PROVIDED RECORDS
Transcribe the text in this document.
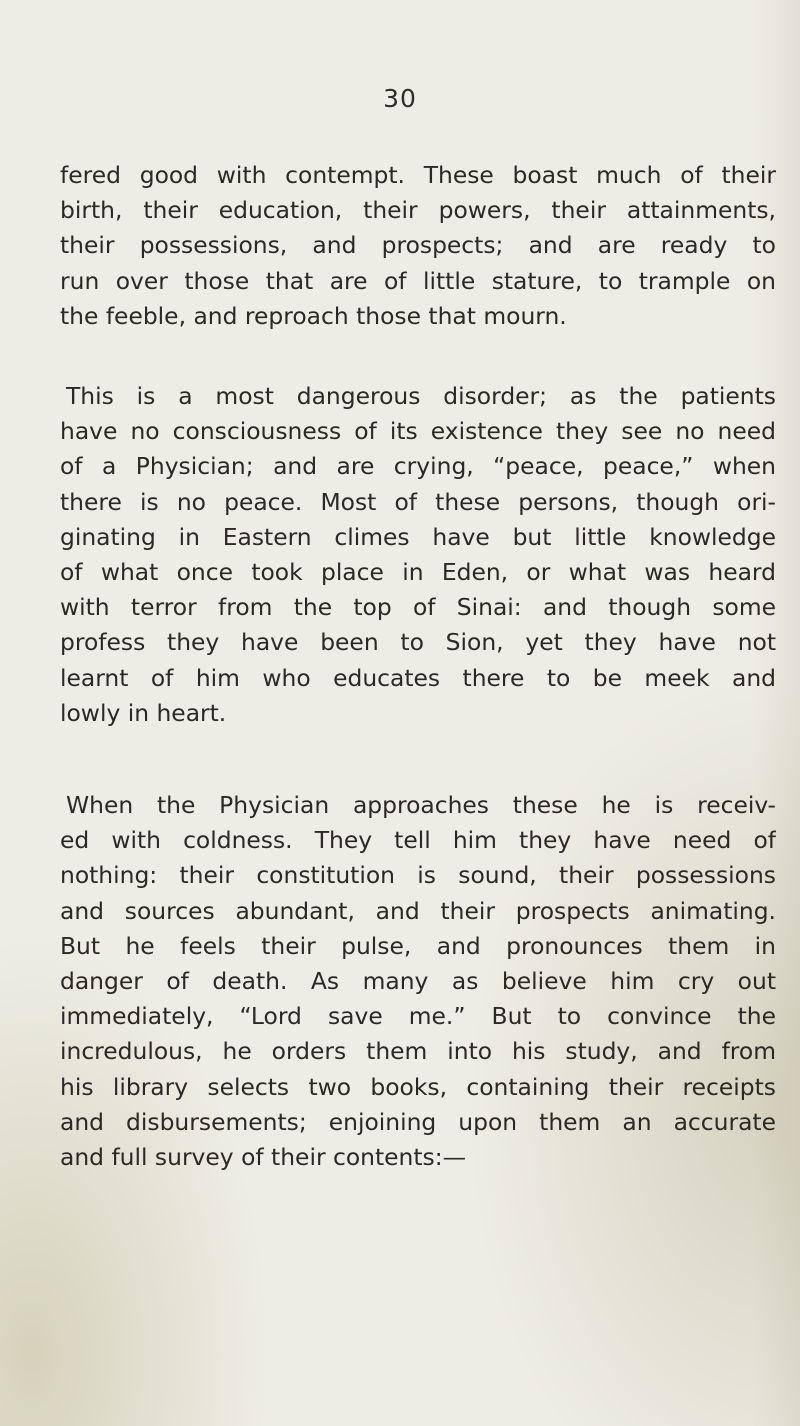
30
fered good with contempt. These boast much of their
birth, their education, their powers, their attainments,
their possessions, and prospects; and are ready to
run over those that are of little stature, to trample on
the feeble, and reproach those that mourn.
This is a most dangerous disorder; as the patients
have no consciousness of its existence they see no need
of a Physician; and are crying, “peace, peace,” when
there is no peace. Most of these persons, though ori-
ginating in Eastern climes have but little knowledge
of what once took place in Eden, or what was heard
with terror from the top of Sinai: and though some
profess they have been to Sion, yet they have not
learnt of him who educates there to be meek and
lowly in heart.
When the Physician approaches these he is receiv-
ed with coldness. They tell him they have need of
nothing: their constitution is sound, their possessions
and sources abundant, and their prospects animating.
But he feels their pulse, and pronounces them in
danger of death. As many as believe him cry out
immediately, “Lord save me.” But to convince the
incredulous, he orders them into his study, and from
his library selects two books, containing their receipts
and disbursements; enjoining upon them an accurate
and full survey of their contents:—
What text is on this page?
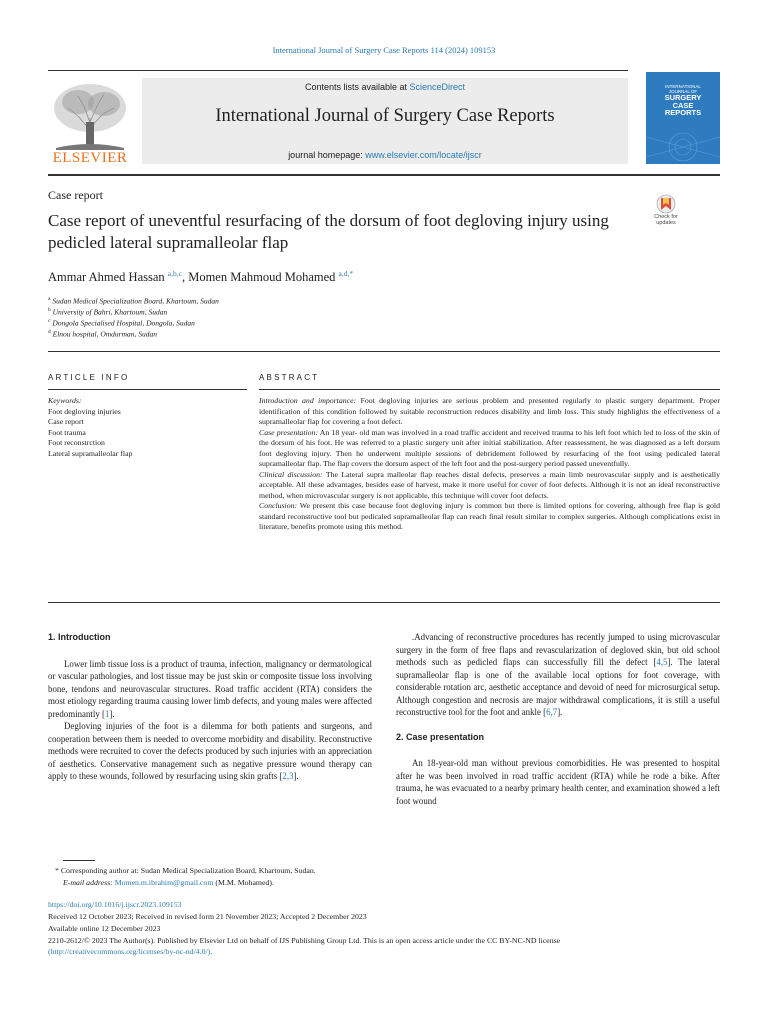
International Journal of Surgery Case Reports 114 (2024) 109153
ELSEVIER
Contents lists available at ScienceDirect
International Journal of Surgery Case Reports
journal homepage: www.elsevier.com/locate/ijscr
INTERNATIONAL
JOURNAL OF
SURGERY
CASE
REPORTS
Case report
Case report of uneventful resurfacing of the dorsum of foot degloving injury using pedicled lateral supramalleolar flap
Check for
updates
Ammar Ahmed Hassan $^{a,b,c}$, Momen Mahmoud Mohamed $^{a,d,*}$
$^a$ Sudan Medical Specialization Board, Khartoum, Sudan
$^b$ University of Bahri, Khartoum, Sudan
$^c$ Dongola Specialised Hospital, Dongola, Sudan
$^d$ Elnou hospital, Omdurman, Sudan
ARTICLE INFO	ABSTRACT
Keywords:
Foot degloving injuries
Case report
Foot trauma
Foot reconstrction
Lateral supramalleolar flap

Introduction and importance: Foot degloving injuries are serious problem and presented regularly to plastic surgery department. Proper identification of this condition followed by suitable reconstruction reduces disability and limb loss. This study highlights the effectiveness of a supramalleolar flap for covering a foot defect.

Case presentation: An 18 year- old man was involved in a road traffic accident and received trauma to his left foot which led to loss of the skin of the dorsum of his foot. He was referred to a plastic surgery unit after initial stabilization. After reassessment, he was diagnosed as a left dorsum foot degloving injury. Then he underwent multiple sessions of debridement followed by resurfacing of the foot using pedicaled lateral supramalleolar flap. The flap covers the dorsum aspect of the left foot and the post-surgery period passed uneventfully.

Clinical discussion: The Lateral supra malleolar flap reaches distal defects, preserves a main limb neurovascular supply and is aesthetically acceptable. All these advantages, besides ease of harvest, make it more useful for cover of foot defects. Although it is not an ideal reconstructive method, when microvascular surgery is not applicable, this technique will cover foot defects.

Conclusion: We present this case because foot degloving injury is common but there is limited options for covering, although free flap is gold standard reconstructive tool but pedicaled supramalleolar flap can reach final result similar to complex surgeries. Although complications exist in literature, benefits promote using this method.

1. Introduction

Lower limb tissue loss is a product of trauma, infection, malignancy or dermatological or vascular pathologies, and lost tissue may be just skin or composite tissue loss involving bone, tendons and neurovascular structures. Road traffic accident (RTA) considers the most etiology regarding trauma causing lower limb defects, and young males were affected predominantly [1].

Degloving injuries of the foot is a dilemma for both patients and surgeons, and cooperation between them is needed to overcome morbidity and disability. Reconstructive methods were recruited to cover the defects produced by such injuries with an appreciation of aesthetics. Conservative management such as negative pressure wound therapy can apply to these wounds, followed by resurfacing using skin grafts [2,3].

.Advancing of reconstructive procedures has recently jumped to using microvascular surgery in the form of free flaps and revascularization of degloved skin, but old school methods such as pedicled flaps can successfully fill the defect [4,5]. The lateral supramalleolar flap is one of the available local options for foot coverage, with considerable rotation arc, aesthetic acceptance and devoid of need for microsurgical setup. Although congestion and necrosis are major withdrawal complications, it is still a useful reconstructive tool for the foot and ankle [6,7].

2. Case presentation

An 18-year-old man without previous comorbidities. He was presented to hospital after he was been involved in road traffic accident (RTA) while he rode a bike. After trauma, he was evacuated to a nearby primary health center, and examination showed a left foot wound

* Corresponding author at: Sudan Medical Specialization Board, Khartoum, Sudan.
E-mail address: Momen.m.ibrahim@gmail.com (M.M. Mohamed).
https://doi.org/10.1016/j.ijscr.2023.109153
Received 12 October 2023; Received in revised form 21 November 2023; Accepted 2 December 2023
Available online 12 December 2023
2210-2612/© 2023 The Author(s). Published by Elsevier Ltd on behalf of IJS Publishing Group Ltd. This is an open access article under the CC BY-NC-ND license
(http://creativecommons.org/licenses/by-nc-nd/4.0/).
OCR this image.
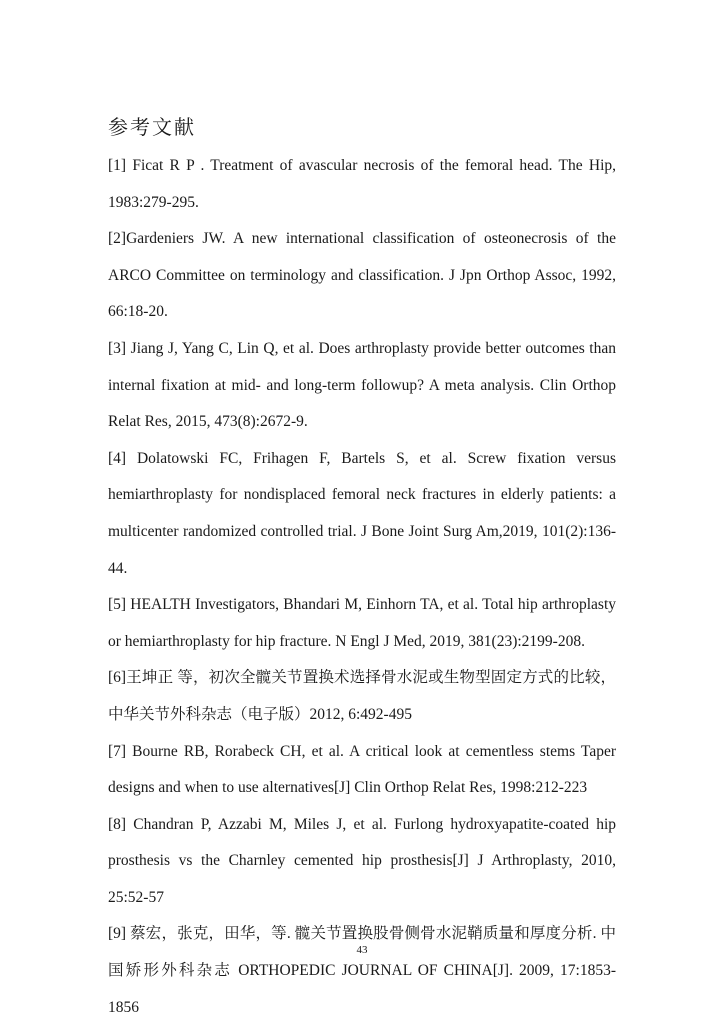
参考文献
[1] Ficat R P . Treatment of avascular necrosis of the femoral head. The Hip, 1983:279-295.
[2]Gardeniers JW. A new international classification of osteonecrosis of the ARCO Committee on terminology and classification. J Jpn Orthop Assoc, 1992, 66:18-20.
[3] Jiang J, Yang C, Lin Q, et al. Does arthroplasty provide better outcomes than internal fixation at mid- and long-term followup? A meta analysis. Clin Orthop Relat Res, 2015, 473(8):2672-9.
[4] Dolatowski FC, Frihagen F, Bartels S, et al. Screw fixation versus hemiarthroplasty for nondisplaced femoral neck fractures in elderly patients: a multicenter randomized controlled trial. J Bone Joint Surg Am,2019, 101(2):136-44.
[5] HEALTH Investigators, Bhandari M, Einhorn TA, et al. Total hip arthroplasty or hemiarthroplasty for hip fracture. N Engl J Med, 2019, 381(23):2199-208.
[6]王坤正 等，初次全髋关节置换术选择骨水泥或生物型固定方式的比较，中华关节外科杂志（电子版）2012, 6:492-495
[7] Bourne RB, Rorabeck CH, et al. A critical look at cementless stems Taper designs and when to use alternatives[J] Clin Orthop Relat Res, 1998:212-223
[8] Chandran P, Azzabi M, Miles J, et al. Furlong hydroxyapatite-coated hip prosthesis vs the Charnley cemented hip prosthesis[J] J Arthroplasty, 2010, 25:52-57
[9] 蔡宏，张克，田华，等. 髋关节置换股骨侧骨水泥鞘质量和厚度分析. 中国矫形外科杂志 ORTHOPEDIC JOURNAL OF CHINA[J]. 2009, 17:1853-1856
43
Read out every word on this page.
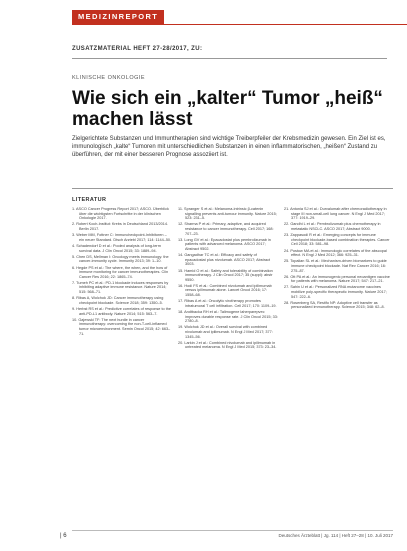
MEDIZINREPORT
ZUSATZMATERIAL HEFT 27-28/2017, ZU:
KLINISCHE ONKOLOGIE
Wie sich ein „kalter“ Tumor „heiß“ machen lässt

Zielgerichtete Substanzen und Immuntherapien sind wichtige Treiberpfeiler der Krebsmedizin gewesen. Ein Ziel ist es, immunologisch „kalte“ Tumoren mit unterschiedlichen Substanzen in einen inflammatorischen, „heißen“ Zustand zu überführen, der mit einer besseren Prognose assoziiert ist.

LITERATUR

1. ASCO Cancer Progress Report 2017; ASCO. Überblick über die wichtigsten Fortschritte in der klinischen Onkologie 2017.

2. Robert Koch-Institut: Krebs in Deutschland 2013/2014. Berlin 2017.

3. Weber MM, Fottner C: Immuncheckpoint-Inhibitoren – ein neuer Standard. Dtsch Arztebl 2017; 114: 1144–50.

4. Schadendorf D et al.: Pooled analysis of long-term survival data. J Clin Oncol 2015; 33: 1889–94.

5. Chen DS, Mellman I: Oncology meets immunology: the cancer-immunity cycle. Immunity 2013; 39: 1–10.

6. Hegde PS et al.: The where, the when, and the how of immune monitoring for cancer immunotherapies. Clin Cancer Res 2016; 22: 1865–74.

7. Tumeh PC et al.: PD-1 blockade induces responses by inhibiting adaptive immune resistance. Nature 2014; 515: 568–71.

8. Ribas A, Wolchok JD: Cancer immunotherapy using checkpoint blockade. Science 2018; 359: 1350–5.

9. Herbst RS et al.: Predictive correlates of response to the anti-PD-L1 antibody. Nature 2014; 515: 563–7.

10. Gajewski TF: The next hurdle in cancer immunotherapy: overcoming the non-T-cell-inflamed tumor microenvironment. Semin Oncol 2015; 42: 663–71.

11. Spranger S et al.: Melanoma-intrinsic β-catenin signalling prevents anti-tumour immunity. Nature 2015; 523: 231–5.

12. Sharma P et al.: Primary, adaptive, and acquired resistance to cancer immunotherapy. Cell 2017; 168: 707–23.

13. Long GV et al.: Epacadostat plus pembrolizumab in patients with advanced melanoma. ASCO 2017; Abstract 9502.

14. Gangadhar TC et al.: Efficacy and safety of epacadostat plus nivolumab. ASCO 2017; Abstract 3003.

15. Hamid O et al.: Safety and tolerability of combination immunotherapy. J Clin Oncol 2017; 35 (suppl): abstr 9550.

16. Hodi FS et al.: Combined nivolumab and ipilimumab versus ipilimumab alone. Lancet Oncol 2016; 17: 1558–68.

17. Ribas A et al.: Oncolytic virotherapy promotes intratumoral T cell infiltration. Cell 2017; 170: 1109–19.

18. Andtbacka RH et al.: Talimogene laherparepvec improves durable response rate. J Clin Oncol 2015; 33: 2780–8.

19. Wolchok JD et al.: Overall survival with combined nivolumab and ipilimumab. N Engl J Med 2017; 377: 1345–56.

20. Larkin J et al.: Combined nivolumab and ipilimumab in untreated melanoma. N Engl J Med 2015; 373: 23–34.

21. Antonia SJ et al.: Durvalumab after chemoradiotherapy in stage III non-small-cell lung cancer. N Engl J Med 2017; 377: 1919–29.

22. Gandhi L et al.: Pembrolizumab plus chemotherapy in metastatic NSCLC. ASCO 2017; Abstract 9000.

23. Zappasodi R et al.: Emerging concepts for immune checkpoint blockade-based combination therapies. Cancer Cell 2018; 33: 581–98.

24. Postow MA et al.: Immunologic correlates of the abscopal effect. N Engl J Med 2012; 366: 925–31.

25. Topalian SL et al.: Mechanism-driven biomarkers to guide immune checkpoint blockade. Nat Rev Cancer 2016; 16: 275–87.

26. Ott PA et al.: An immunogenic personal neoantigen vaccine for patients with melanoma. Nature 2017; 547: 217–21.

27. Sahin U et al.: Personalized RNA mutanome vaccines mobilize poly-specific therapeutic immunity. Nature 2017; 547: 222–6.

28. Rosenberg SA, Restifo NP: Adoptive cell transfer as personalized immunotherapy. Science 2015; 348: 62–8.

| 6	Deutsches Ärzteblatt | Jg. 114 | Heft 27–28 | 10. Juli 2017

WORK REQUEST
In the records, find every line that has the string "Ribas" and copy it.

RESPONSE FOR THIS EXERCISE
8. Ribas A, Wolchok JD: Cancer immunotherapy using checkpoint blockade. Science 2018; 359: 1350–5.
17. Ribas A et al.: Oncolytic virotherapy promotes intratumoral T cell infiltration. Cell 2017; 170: 1109–19.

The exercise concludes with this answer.